:: Material for this exercise

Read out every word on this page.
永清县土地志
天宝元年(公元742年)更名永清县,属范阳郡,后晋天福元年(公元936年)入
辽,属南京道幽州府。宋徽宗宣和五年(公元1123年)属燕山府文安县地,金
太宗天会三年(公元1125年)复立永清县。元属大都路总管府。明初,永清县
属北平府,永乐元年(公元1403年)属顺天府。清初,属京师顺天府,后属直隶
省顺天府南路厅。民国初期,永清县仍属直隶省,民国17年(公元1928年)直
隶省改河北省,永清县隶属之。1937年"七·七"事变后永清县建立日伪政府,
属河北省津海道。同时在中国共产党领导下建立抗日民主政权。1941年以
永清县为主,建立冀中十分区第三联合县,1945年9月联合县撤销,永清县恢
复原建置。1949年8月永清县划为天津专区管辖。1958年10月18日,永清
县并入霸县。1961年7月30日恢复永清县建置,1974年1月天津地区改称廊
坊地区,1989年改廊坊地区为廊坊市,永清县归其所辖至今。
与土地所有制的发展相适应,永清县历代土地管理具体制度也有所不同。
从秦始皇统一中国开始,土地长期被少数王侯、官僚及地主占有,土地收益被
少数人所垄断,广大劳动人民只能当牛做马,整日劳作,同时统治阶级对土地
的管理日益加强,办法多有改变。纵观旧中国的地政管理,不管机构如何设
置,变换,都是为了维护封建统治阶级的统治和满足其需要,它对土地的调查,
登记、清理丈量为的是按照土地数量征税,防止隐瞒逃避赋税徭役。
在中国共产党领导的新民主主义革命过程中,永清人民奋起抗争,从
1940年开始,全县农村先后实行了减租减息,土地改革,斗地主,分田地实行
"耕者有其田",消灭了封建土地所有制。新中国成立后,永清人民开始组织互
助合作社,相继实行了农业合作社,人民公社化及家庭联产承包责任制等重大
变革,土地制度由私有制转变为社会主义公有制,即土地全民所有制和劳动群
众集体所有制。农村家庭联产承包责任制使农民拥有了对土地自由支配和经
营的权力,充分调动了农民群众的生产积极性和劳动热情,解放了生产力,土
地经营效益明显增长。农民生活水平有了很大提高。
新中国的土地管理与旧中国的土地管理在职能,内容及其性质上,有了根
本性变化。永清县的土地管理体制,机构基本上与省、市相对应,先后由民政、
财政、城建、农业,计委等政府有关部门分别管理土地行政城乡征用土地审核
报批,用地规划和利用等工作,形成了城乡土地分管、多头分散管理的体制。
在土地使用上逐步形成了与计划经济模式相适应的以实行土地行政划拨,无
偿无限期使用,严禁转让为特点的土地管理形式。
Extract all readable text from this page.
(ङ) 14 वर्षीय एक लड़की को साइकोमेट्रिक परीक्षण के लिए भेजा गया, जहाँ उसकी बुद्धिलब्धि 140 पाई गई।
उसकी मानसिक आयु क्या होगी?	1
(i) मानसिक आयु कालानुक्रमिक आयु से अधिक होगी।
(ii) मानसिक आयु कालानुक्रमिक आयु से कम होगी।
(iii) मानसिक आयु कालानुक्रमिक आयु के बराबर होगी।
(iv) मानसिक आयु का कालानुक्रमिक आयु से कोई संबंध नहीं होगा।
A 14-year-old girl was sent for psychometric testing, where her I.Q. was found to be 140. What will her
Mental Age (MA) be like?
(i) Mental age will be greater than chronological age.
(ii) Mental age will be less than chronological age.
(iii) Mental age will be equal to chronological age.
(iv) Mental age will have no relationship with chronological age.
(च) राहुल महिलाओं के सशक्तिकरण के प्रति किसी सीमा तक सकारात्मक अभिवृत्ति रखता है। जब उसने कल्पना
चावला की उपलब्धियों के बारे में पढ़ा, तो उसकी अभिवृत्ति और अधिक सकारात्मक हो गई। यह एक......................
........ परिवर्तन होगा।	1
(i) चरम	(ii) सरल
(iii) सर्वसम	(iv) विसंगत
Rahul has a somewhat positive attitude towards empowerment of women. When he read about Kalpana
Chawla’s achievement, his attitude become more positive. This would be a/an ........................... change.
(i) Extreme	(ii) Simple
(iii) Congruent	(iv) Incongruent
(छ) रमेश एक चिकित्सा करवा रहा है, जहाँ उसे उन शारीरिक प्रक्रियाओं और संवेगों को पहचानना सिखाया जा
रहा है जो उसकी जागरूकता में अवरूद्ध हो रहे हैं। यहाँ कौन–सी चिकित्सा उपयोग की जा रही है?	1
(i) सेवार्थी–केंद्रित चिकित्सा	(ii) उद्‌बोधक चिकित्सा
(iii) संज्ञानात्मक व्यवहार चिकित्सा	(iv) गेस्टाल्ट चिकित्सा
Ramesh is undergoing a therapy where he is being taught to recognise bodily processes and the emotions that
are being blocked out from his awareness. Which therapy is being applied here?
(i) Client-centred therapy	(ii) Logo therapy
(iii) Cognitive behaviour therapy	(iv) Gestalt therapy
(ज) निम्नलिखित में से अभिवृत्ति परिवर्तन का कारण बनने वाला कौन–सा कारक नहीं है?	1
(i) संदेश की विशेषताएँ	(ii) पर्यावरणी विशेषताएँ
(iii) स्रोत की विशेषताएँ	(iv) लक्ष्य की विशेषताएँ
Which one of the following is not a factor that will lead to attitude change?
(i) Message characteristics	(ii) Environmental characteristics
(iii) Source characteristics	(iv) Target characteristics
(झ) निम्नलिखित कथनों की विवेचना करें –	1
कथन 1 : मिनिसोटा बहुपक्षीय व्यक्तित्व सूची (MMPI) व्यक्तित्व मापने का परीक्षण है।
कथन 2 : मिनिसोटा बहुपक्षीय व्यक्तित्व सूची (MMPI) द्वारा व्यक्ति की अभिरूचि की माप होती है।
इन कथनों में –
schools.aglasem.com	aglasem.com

::::

Given request:
Take the listing above and write it out again exactly.

Solution to this task:
Read out every word on this page.
永清县土地志
天宝元年(公元742年)更名永清县,属范阳郡,后晋天福元年(公元936年)入
辽,属南京道幽州府。宋徽宗宣和五年(公元1123年)属燕山府文安县地,金
太宗天会三年(公元1125年)复立永清县。元属大都路总管府。明初,永清县
属北平府,永乐元年(公元1403年)属顺天府。清初,属京师顺天府,后属直隶
省顺天府南路厅。民国初期,永清县仍属直隶省,民国17年(公元1928年)直
隶省改河北省,永清县隶属之。1937年"七·七"事变后永清县建立日伪政府,
属河北省津海道。同时在中国共产党领导下建立抗日民主政权。1941年以
永清县为主,建立冀中十分区第三联合县,1945年9月联合县撤销,永清县恢
复原建置。1949年8月永清县划为天津专区管辖。1958年10月18日,永清
县并入霸县。1961年7月30日恢复永清县建置,1974年1月天津地区改称廊
坊地区,1989年改廊坊地区为廊坊市,永清县归其所辖至今。
与土地所有制的发展相适应,永清县历代土地管理具体制度也有所不同。
从秦始皇统一中国开始,土地长期被少数王侯、官僚及地主占有,土地收益被
少数人所垄断,广大劳动人民只能当牛做马,整日劳作,同时统治阶级对土地
的管理日益加强,办法多有改变。纵观旧中国的地政管理,不管机构如何设
置,变换,都是为了维护封建统治阶级的统治和满足其需要,它对土地的调查,
登记、清理丈量为的是按照土地数量征税,防止隐瞒逃避赋税徭役。
在中国共产党领导的新民主主义革命过程中,永清人民奋起抗争,从
1940年开始,全县农村先后实行了减租减息,土地改革,斗地主,分田地实行
"耕者有其田",消灭了封建土地所有制。新中国成立后,永清人民开始组织互
助合作社,相继实行了农业合作社,人民公社化及家庭联产承包责任制等重大
变革,土地制度由私有制转变为社会主义公有制,即土地全民所有制和劳动群
众集体所有制。农村家庭联产承包责任制使农民拥有了对土地自由支配和经
营的权力,充分调动了农民群众的生产积极性和劳动热情,解放了生产力,土
地经营效益明显增长。农民生活水平有了很大提高。
新中国的土地管理与旧中国的土地管理在职能,内容及其性质上,有了根
本性变化。永清县的土地管理体制,机构基本上与省、市相对应,先后由民政、
财政、城建、农业,计委等政府有关部门分别管理土地行政城乡征用土地审核
报批,用地规划和利用等工作,形成了城乡土地分管、多头分散管理的体制。
在土地使用上逐步形成了与计划经济模式相适应的以实行土地行政划拨,无
偿无限期使用,严禁转让为特点的土地管理形式。
Extract all readable text from this page.
(ङ) 14 वर्षीय एक लड़की को साइकोमेट्रिक परीक्षण के लिए भेजा गया, जहाँ उसकी बुद्धिलब्धि 140 पाई गई।
उसकी मानसिक आयु क्या होगी?	1
(i) मानसिक आयु कालानुक्रमिक आयु से अधिक होगी।
(ii) मानसिक आयु कालानुक्रमिक आयु से कम होगी।
(iii) मानसिक आयु कालानुक्रमिक आयु के बराबर होगी।
(iv) मानसिक आयु का कालानुक्रमिक आयु से कोई संबंध नहीं होगा।
A 14-year-old girl was sent for psychometric testing, where her I.Q. was found to be 140. What will her
Mental Age (MA) be like?
(i) Mental age will be greater than chronological age.
(ii) Mental age will be less than chronological age.
(iii) Mental age will be equal to chronological age.
(iv) Mental age will have no relationship with chronological age.
(च) राहुल महिलाओं के सशक्तिकरण के प्रति किसी सीमा तक सकारात्मक अभिवृत्ति रखता है। जब उसने कल्पना
चावला की उपलब्धियों के बारे में पढ़ा, तो उसकी अभिवृत्ति और अधिक सकारात्मक हो गई। यह एक......................
........ परिवर्तन होगा।	1
(i) चरम	(ii) सरल
(iii) सर्वसम	(iv) विसंगत
Rahul has a somewhat positive attitude towards empowerment of women. When he read about Kalpana
Chawla’s achievement, his attitude become more positive. This would be a/an ........................... change.
(i) Extreme	(ii) Simple
(iii) Congruent	(iv) Incongruent
(छ) रमेश एक चिकित्सा करवा रहा है, जहाँ उसे उन शारीरिक प्रक्रियाओं और संवेगों को पहचानना सिखाया जा
रहा है जो उसकी जागरूकता में अवरूद्ध हो रहे हैं। यहाँ कौन–सी चिकित्सा उपयोग की जा रही है?	1
(i) सेवार्थी–केंद्रित चिकित्सा	(ii) उद्‌बोधक चिकित्सा
(iii) संज्ञानात्मक व्यवहार चिकित्सा	(iv) गेस्टाल्ट चिकित्सा
Ramesh is undergoing a therapy where he is being taught to recognise bodily processes and the emotions that
are being blocked out from his awareness. Which therapy is being applied here?
(i) Client-centred therapy	(ii) Logo therapy
(iii) Cognitive behaviour therapy	(iv) Gestalt therapy
(ज) निम्नलिखित में से अभिवृत्ति परिवर्तन का कारण बनने वाला कौन–सा कारक नहीं है?	1
(i) संदेश की विशेषताएँ	(ii) पर्यावरणी विशेषताएँ
(iii) स्रोत की विशेषताएँ	(iv) लक्ष्य की विशेषताएँ
Which one of the following is not a factor that will lead to attitude change?
(i) Message characteristics	(ii) Environmental characteristics
(iii) Source characteristics	(iv) Target characteristics
(झ) निम्नलिखित कथनों की विवेचना करें –	1
कथन 1 : मिनिसोटा बहुपक्षीय व्यक्तित्व सूची (MMPI) व्यक्तित्व मापने का परीक्षण है।
कथन 2 : मिनिसोटा बहुपक्षीय व्यक्तित्व सूची (MMPI) द्वारा व्यक्ति की अभिरूचि की माप होती है।
इन कथनों में –
schools.aglasem.com	aglasem.com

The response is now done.